** BEGIN **

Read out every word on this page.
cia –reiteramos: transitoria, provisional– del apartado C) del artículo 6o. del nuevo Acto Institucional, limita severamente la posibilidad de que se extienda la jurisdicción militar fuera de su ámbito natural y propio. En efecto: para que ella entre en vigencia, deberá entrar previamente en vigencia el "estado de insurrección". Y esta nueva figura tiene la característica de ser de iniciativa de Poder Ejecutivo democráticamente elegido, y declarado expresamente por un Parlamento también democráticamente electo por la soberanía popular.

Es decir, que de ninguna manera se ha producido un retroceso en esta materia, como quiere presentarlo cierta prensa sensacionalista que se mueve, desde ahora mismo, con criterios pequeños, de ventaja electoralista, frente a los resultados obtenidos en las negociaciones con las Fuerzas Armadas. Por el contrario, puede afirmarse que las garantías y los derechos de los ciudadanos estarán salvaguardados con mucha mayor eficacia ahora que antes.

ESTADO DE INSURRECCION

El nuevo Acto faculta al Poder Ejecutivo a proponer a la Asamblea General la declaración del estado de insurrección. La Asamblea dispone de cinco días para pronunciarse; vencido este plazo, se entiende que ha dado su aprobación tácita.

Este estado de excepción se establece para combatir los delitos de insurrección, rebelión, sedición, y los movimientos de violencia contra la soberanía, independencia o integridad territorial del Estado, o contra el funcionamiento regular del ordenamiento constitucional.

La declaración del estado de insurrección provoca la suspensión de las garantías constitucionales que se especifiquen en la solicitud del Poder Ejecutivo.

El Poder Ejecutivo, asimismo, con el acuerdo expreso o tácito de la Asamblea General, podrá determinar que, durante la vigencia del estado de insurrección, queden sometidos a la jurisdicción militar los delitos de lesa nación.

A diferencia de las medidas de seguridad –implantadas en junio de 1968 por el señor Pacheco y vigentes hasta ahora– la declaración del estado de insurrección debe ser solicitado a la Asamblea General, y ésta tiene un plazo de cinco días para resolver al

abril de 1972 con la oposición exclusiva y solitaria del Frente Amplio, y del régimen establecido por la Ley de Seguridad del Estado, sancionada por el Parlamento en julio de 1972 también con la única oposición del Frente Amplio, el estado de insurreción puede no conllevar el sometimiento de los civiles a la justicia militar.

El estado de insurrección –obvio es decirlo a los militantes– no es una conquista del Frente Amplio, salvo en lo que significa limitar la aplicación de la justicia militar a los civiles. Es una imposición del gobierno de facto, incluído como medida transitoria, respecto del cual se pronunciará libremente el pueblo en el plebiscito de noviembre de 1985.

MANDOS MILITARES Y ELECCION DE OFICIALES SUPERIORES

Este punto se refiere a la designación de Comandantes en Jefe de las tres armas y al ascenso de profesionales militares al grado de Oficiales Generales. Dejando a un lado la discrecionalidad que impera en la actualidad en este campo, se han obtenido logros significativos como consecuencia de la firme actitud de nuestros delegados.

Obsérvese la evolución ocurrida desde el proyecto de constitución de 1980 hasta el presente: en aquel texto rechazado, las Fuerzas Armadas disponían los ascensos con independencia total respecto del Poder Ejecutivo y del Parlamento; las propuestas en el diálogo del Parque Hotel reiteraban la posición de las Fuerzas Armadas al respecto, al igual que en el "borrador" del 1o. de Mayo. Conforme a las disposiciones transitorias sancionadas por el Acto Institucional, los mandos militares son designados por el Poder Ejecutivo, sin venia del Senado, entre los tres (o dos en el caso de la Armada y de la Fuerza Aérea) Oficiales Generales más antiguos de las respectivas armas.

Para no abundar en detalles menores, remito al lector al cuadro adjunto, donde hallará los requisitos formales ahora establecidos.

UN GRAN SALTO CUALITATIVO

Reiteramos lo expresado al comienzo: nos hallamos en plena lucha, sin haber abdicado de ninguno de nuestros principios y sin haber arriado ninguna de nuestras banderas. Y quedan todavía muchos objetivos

** END **

-- To do --
All of the entries must be written out exactly as they stand.

-- Correct answer --
Read out every word on this page.
cia –reiteramos: transitoria, provisional– del apartado C) del artículo 6o. del nuevo Acto Institucional, limita severamente la posibilidad de que se extienda la jurisdicción militar fuera de su ámbito natural y propio. En efecto: para que ella entre en vigencia, deberá entrar previamente en vigencia el "estado de insurrección". Y esta nueva figura tiene la característica de ser de iniciativa de Poder Ejecutivo democráticamente elegido, y declarado expresamente por un Parlamento también democráticamente electo por la soberanía popular.

Es decir, que de ninguna manera se ha producido un retroceso en esta materia, como quiere presentarlo cierta prensa sensacionalista que se mueve, desde ahora mismo, con criterios pequeños, de ventaja electoralista, frente a los resultados obtenidos en las negociaciones con las Fuerzas Armadas. Por el contrario, puede afirmarse que las garantías y los derechos de los ciudadanos estarán salvaguardados con mucha mayor eficacia ahora que antes.

ESTADO DE INSURRECCION

El nuevo Acto faculta al Poder Ejecutivo a proponer a la Asamblea General la declaración del estado de insurrección. La Asamblea dispone de cinco días para pronunciarse; vencido este plazo, se entiende que ha dado su aprobación tácita.

Este estado de excepción se establece para combatir los delitos de insurrección, rebelión, sedición, y los movimientos de violencia contra la soberanía, independencia o integridad territorial del Estado, o contra el funcionamiento regular del ordenamiento constitucional.

La declaración del estado de insurrección provoca la suspensión de las garantías constitucionales que se especifiquen en la solicitud del Poder Ejecutivo.

El Poder Ejecutivo, asimismo, con el acuerdo expreso o tácito de la Asamblea General, podrá determinar que, durante la vigencia del estado de insurrección, queden sometidos a la jurisdicción militar los delitos de lesa nación.

A diferencia de las medidas de seguridad –implantadas en junio de 1968 por el señor Pacheco y vigentes hasta ahora– la declaración del estado de insurrección debe ser solicitado a la Asamblea General, y ésta tiene un plazo de cinco días para resolver al

abril de 1972 con la oposición exclusiva y solitaria del Frente Amplio, y del régimen establecido por la Ley de Seguridad del Estado, sancionada por el Parlamento en julio de 1972 también con la única oposición del Frente Amplio, el estado de insurreción puede no conllevar el sometimiento de los civiles a la justicia militar.

El estado de insurrección –obvio es decirlo a los militantes– no es una conquista del Frente Amplio, salvo en lo que significa limitar la aplicación de la justicia militar a los civiles. Es una imposición del gobierno de facto, incluído como medida transitoria, respecto del cual se pronunciará libremente el pueblo en el plebiscito de noviembre de 1985.

MANDOS MILITARES Y ELECCION DE OFICIALES SUPERIORES

Este punto se refiere a la designación de Comandantes en Jefe de las tres armas y al ascenso de profesionales militares al grado de Oficiales Generales. Dejando a un lado la discrecionalidad que impera en la actualidad en este campo, se han obtenido logros significativos como consecuencia de la firme actitud de nuestros delegados.

Obsérvese la evolución ocurrida desde el proyecto de constitución de 1980 hasta el presente: en aquel texto rechazado, las Fuerzas Armadas disponían los ascensos con independencia total respecto del Poder Ejecutivo y del Parlamento; las propuestas en el diálogo del Parque Hotel reiteraban la posición de las Fuerzas Armadas al respecto, al igual que en el "borrador" del 1o. de Mayo. Conforme a las disposiciones transitorias sancionadas por el Acto Institucional, los mandos militares son designados por el Poder Ejecutivo, sin venia del Senado, entre los tres (o dos en el caso de la Armada y de la Fuerza Aérea) Oficiales Generales más antiguos de las respectivas armas.

Para no abundar en detalles menores, remito al lector al cuadro adjunto, donde hallará los requisitos formales ahora establecidos.

UN GRAN SALTO CUALITATIVO

Reiteramos lo expresado al comienzo: nos hallamos en plena lucha, sin haber abdicado de ninguno de nuestros principios y sin haber arriado ninguna de nuestras banderas. Y quedan todavía muchos objetivos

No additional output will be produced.